• SET TASK: Retype all material exactly. Pictures stay out of the copy.

══ AVAILABLE RECORDS ══

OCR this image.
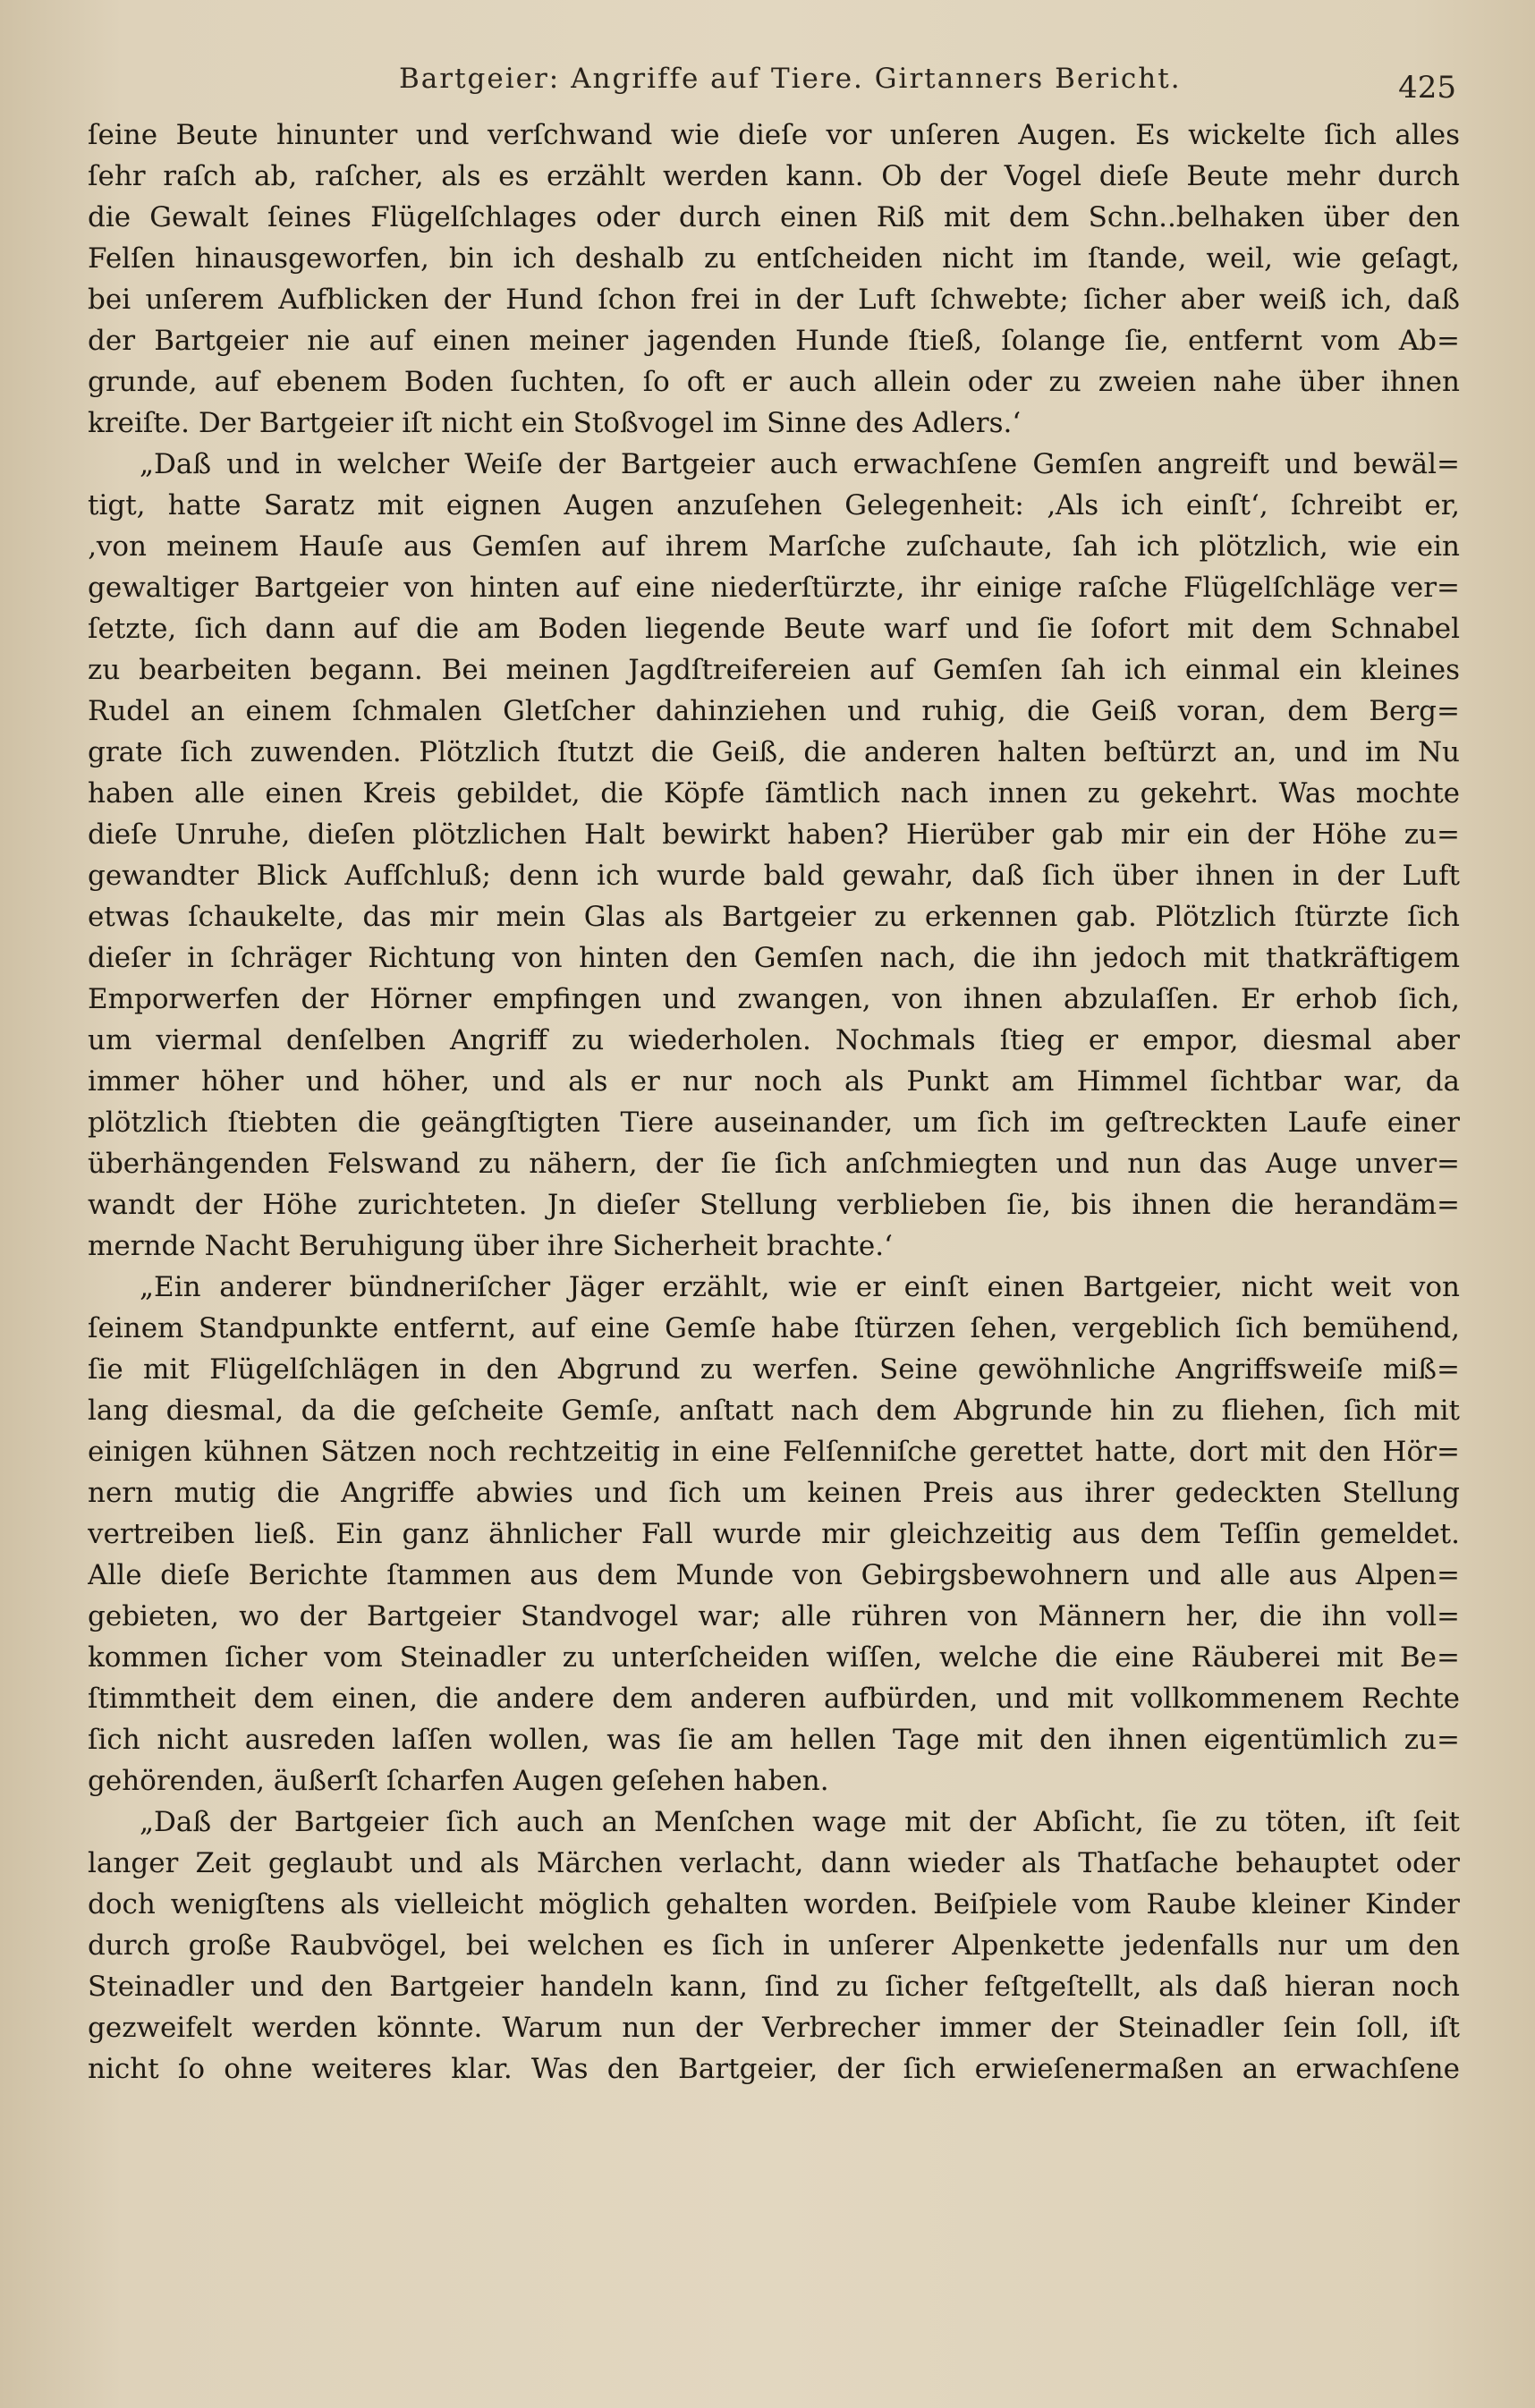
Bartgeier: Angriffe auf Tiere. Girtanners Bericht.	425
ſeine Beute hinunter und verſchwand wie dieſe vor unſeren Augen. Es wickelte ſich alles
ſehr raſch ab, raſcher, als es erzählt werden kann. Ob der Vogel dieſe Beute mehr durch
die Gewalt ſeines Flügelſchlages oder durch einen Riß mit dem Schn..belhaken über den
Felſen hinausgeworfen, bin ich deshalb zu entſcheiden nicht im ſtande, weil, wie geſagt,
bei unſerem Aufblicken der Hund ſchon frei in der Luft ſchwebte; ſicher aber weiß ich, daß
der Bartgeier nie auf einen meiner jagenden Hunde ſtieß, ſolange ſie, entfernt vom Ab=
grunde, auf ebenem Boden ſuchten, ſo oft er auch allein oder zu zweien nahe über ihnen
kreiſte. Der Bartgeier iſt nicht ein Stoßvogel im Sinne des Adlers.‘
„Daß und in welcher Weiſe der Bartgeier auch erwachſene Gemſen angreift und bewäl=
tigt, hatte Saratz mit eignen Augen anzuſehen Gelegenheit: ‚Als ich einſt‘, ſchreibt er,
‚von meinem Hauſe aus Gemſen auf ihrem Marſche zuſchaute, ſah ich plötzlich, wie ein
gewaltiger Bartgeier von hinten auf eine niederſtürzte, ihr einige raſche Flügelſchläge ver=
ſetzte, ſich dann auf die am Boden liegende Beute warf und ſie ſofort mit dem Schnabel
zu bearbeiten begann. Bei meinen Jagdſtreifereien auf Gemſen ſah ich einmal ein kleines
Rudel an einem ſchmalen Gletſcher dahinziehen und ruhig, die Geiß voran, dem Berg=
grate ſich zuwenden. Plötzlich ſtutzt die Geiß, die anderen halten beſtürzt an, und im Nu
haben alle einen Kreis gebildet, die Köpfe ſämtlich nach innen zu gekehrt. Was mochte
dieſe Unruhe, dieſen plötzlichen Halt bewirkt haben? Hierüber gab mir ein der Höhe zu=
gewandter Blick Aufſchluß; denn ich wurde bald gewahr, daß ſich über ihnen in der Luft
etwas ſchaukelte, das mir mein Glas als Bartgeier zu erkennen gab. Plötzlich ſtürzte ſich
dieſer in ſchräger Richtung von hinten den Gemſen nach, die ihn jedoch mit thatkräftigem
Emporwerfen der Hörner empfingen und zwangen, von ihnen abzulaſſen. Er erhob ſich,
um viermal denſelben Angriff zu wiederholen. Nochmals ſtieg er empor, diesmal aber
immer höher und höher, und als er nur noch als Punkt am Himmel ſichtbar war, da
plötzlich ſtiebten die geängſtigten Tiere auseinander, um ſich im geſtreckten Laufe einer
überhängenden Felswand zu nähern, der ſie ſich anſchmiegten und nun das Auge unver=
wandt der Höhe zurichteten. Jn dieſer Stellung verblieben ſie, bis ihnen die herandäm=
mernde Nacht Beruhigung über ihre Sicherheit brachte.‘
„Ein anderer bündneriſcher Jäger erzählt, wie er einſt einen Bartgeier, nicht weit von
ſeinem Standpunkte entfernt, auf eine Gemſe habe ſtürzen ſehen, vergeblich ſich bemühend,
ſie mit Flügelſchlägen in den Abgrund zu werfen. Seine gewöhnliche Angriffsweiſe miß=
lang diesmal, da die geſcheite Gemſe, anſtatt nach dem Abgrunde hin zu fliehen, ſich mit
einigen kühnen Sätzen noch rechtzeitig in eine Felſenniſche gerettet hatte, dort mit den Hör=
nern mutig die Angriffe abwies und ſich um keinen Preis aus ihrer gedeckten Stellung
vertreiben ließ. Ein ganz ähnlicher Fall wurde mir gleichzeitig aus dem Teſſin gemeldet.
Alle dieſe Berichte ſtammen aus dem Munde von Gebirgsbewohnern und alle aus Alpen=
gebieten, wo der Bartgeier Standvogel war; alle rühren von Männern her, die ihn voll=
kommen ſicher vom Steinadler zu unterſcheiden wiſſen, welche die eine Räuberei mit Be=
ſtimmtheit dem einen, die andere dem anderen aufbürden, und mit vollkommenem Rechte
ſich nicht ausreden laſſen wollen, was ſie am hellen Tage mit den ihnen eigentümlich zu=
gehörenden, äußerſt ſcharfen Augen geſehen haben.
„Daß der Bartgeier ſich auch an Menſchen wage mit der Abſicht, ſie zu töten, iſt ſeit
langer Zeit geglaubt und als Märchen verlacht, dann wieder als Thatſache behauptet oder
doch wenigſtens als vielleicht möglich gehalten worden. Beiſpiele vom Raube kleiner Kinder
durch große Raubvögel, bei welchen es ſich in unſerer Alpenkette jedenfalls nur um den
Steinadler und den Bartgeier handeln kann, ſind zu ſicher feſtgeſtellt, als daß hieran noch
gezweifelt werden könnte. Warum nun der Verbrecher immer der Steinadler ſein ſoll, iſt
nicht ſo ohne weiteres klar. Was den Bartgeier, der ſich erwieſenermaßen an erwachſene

═══

• OUTPUT BELOW:
OCR this image.
Bartgeier: Angriffe auf Tiere. Girtanners Bericht.	425
ſeine Beute hinunter und verſchwand wie dieſe vor unſeren Augen. Es wickelte ſich alles
ſehr raſch ab, raſcher, als es erzählt werden kann. Ob der Vogel dieſe Beute mehr durch
die Gewalt ſeines Flügelſchlages oder durch einen Riß mit dem Schn..belhaken über den
Felſen hinausgeworfen, bin ich deshalb zu entſcheiden nicht im ſtande, weil, wie geſagt,
bei unſerem Aufblicken der Hund ſchon frei in der Luft ſchwebte; ſicher aber weiß ich, daß
der Bartgeier nie auf einen meiner jagenden Hunde ſtieß, ſolange ſie, entfernt vom Ab=
grunde, auf ebenem Boden ſuchten, ſo oft er auch allein oder zu zweien nahe über ihnen
kreiſte. Der Bartgeier iſt nicht ein Stoßvogel im Sinne des Adlers.‘
„Daß und in welcher Weiſe der Bartgeier auch erwachſene Gemſen angreift und bewäl=
tigt, hatte Saratz mit eignen Augen anzuſehen Gelegenheit: ‚Als ich einſt‘, ſchreibt er,
‚von meinem Hauſe aus Gemſen auf ihrem Marſche zuſchaute, ſah ich plötzlich, wie ein
gewaltiger Bartgeier von hinten auf eine niederſtürzte, ihr einige raſche Flügelſchläge ver=
ſetzte, ſich dann auf die am Boden liegende Beute warf und ſie ſofort mit dem Schnabel
zu bearbeiten begann. Bei meinen Jagdſtreifereien auf Gemſen ſah ich einmal ein kleines
Rudel an einem ſchmalen Gletſcher dahinziehen und ruhig, die Geiß voran, dem Berg=
grate ſich zuwenden. Plötzlich ſtutzt die Geiß, die anderen halten beſtürzt an, und im Nu
haben alle einen Kreis gebildet, die Köpfe ſämtlich nach innen zu gekehrt. Was mochte
dieſe Unruhe, dieſen plötzlichen Halt bewirkt haben? Hierüber gab mir ein der Höhe zu=
gewandter Blick Aufſchluß; denn ich wurde bald gewahr, daß ſich über ihnen in der Luft
etwas ſchaukelte, das mir mein Glas als Bartgeier zu erkennen gab. Plötzlich ſtürzte ſich
dieſer in ſchräger Richtung von hinten den Gemſen nach, die ihn jedoch mit thatkräftigem
Emporwerfen der Hörner empfingen und zwangen, von ihnen abzulaſſen. Er erhob ſich,
um viermal denſelben Angriff zu wiederholen. Nochmals ſtieg er empor, diesmal aber
immer höher und höher, und als er nur noch als Punkt am Himmel ſichtbar war, da
plötzlich ſtiebten die geängſtigten Tiere auseinander, um ſich im geſtreckten Laufe einer
überhängenden Felswand zu nähern, der ſie ſich anſchmiegten und nun das Auge unver=
wandt der Höhe zurichteten. Jn dieſer Stellung verblieben ſie, bis ihnen die herandäm=
mernde Nacht Beruhigung über ihre Sicherheit brachte.‘
„Ein anderer bündneriſcher Jäger erzählt, wie er einſt einen Bartgeier, nicht weit von
ſeinem Standpunkte entfernt, auf eine Gemſe habe ſtürzen ſehen, vergeblich ſich bemühend,
ſie mit Flügelſchlägen in den Abgrund zu werfen. Seine gewöhnliche Angriffsweiſe miß=
lang diesmal, da die geſcheite Gemſe, anſtatt nach dem Abgrunde hin zu fliehen, ſich mit
einigen kühnen Sätzen noch rechtzeitig in eine Felſenniſche gerettet hatte, dort mit den Hör=
nern mutig die Angriffe abwies und ſich um keinen Preis aus ihrer gedeckten Stellung
vertreiben ließ. Ein ganz ähnlicher Fall wurde mir gleichzeitig aus dem Teſſin gemeldet.
Alle dieſe Berichte ſtammen aus dem Munde von Gebirgsbewohnern und alle aus Alpen=
gebieten, wo der Bartgeier Standvogel war; alle rühren von Männern her, die ihn voll=
kommen ſicher vom Steinadler zu unterſcheiden wiſſen, welche die eine Räuberei mit Be=
ſtimmtheit dem einen, die andere dem anderen aufbürden, und mit vollkommenem Rechte
ſich nicht ausreden laſſen wollen, was ſie am hellen Tage mit den ihnen eigentümlich zu=
gehörenden, äußerſt ſcharfen Augen geſehen haben.
„Daß der Bartgeier ſich auch an Menſchen wage mit der Abſicht, ſie zu töten, iſt ſeit
langer Zeit geglaubt und als Märchen verlacht, dann wieder als Thatſache behauptet oder
doch wenigſtens als vielleicht möglich gehalten worden. Beiſpiele vom Raube kleiner Kinder
durch große Raubvögel, bei welchen es ſich in unſerer Alpenkette jedenfalls nur um den
Steinadler und den Bartgeier handeln kann, ſind zu ſicher feſtgeſtellt, als daß hieran noch
gezweifelt werden könnte. Warum nun der Verbrecher immer der Steinadler ſein ſoll, iſt
nicht ſo ohne weiteres klar. Was den Bartgeier, der ſich erwieſenermaßen an erwachſene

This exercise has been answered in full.